— WRITTEN REQUEST —
Locate each line of the material that contains "Goods", then return it.

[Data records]
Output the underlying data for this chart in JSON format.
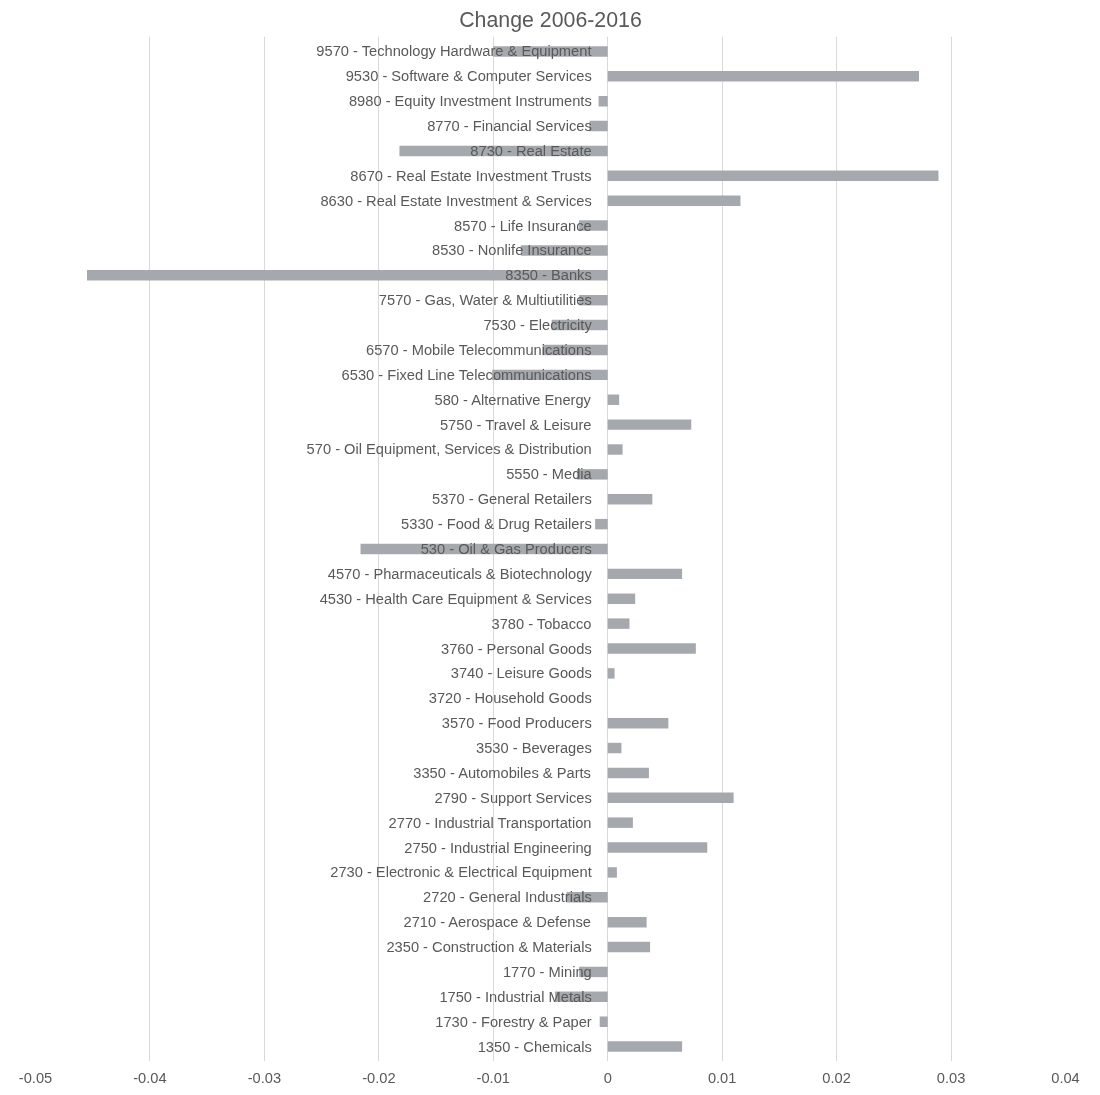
{
  "chart_data": {
    "type": "bar",
    "orientation": "horizontal",
    "title": "Change 2006-2016",
    "color": "#a5a9ae",
    "categories": [
      "9570 - Technology Hardware & Equipment",
      "9530 - Software & Computer Services",
      "8980 - Equity Investment Instruments",
      "8770 - Financial Services",
      "8730 - Real Estate",
      "8670 - Real Estate Investment Trusts",
      "8630 - Real Estate Investment & Services",
      "8570 - Life Insurance",
      "8530 - Nonlife Insurance",
      "8350 - Banks",
      "7570 - Gas, Water & Multiutilities",
      "7530 - Electricity",
      "6570 - Mobile Telecommunications",
      "6530 - Fixed Line Telecommunications",
      "580 - Alternative Energy",
      "5750 - Travel & Leisure",
      "570 - Oil Equipment, Services & Distribution",
      "5550 - Media",
      "5370 - General Retailers",
      "5330 - Food & Drug Retailers",
      "530 - Oil & Gas Producers",
      "4570 - Pharmaceuticals & Biotechnology",
      "4530 - Health Care Equipment & Services",
      "3780 - Tobacco",
      "3760 - Personal Goods",
      "3740 - Leisure Goods",
      "3720 - Household Goods",
      "3570 - Food Producers",
      "3530 - Beverages",
      "3350 - Automobiles & Parts",
      "2790 - Support Services",
      "2770 - Industrial Transportation",
      "2750 - Industrial Engineering",
      "2730 - Electronic & Electrical Equipment",
      "2720 - General Industrials",
      "2710 - Aerospace & Defense",
      "2350 - Construction & Materials",
      "1770 - Mining",
      "1750 - Industrial Metals",
      "1730 - Forestry & Paper",
      "1350 - Chemicals"
    ],
    "values": [
      -0.01,
      0.0272,
      -0.0008,
      -0.0016,
      -0.0182,
      0.0289,
      0.0116,
      -0.0025,
      -0.0076,
      -0.0455,
      -0.0025,
      -0.0049,
      -0.0057,
      -0.0101,
      0.001,
      0.0073,
      0.0013,
      -0.0027,
      0.0039,
      -0.0011,
      -0.0216,
      0.0065,
      0.0024,
      0.0019,
      0.0077,
      0.0006,
      0,
      0.0053,
      0.0012,
      0.0036,
      0.011,
      0.0022,
      0.0087,
      0.0008,
      -0.0036,
      0.0034,
      0.0037,
      -0.0025,
      -0.0046,
      -0.0007,
      0.0065
    ],
    "xlim": [
      -0.05,
      0.04
    ],
    "xticks": [
      -0.05,
      -0.04,
      -0.03,
      -0.02,
      -0.01,
      0,
      0.01,
      0.02,
      0.03,
      0.04
    ],
    "grid": "x"
  }
}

— RESULT —
      "3760 - Personal Goods",
      "3740 - Leisure Goods",
      "3720 - Household Goods",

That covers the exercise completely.